====== Data shown ======
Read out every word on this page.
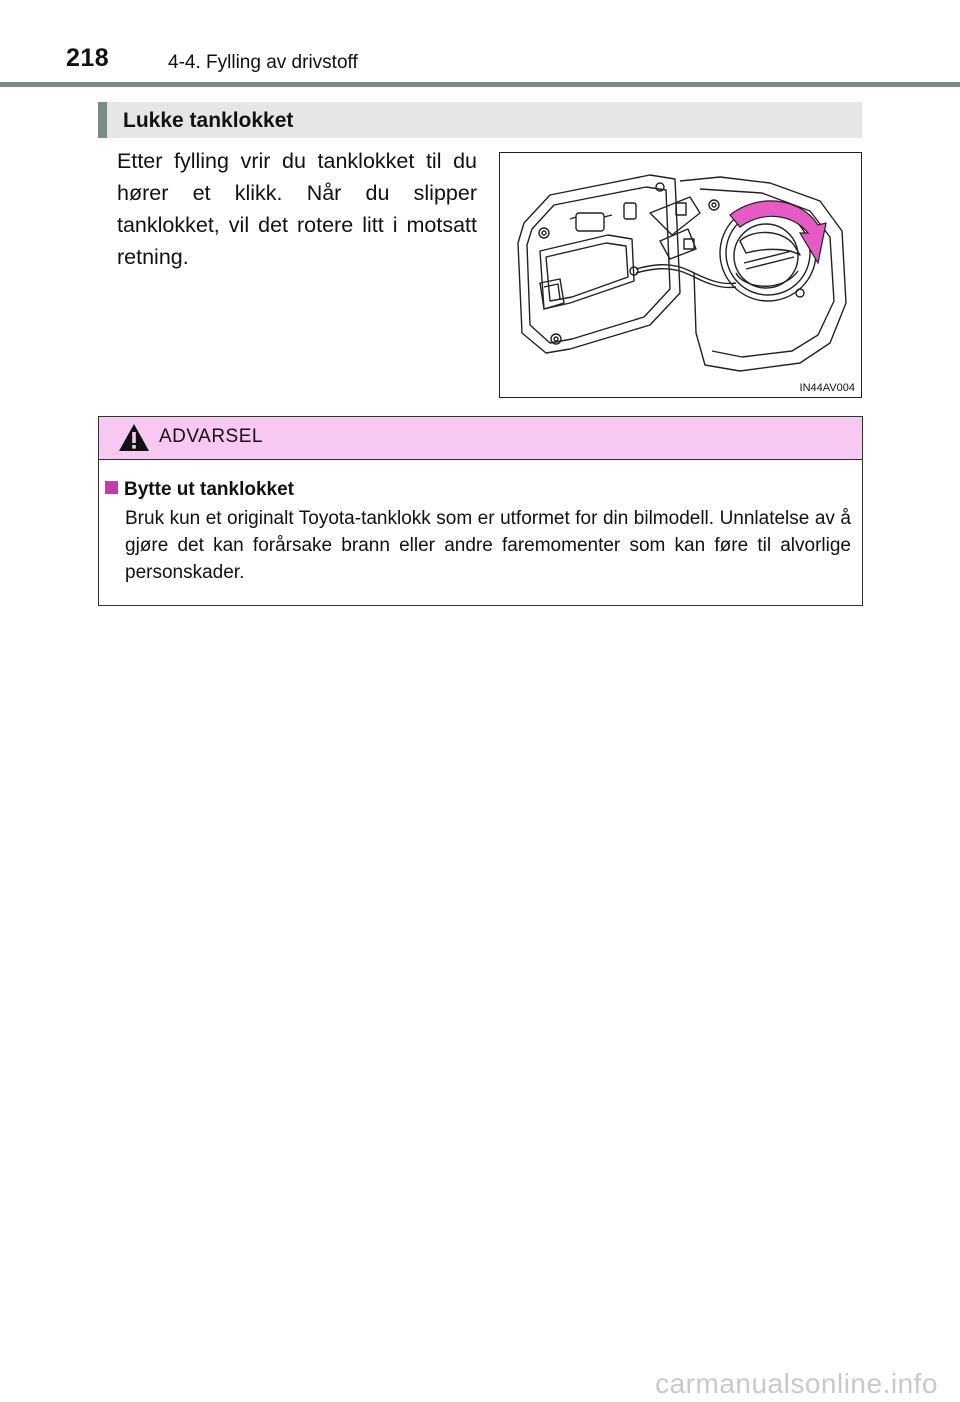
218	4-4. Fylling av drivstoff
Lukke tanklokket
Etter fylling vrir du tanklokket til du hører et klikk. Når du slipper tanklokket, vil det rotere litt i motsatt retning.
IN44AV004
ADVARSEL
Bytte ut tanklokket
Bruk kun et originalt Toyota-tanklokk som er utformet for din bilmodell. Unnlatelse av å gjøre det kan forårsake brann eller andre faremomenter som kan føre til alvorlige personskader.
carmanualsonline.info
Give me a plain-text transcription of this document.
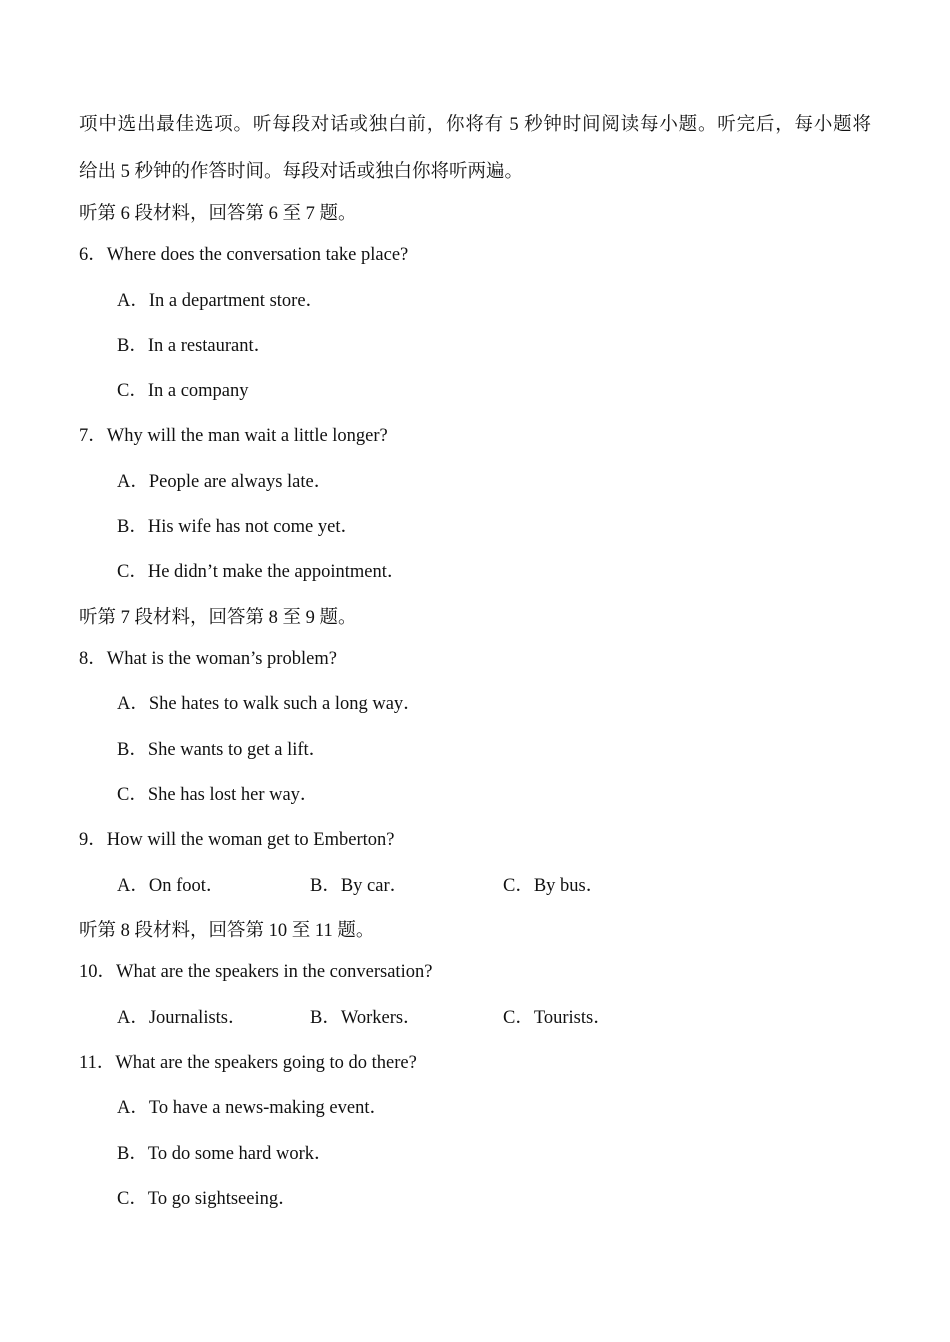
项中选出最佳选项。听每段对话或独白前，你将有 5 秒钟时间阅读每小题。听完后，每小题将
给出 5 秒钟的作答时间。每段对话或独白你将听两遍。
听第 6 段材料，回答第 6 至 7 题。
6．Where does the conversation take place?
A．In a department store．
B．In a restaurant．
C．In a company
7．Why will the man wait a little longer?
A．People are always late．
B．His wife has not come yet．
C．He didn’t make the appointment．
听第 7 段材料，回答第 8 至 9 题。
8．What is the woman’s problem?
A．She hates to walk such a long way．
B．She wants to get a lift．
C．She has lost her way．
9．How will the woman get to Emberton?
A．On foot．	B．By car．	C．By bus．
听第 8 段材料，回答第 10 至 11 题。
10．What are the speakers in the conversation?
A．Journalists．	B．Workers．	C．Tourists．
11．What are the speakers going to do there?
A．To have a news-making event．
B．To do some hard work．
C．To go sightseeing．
======
====== Data shown ======
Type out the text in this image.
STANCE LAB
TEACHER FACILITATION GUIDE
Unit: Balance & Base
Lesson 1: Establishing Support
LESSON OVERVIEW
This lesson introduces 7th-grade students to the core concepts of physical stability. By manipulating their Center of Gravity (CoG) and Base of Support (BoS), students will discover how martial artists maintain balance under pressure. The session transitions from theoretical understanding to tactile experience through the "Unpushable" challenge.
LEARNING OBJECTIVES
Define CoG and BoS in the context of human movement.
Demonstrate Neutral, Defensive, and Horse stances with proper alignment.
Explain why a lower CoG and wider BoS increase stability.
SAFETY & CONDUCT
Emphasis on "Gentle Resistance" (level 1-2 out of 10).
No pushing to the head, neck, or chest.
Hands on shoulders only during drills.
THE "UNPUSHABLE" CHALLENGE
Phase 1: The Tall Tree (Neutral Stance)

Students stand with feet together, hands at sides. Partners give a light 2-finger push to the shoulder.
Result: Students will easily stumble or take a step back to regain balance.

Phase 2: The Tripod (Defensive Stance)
======
====== Data shown ======
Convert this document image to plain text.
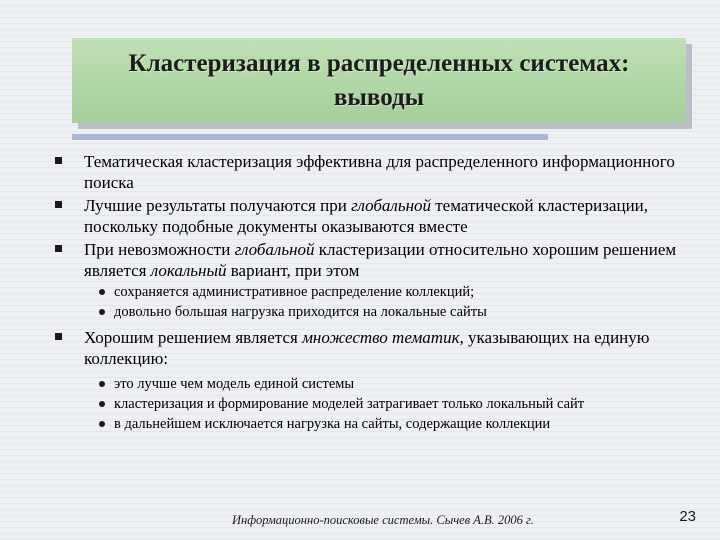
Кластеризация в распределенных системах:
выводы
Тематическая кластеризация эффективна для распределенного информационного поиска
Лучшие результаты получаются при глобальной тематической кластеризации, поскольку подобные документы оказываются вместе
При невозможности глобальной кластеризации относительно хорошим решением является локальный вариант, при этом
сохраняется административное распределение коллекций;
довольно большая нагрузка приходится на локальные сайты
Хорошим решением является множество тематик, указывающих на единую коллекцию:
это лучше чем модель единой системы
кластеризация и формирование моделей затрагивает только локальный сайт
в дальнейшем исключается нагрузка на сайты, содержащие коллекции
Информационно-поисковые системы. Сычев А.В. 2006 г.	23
======
Every line of the listing that holds "кластеризации" should be found and copied.

Лучшие результаты получаются при глобальной тематической кластеризации, поскольку подобные документы оказываются вместе
При невозможности глобальной кластеризации относительно хорошим решением является локальный вариант, при этом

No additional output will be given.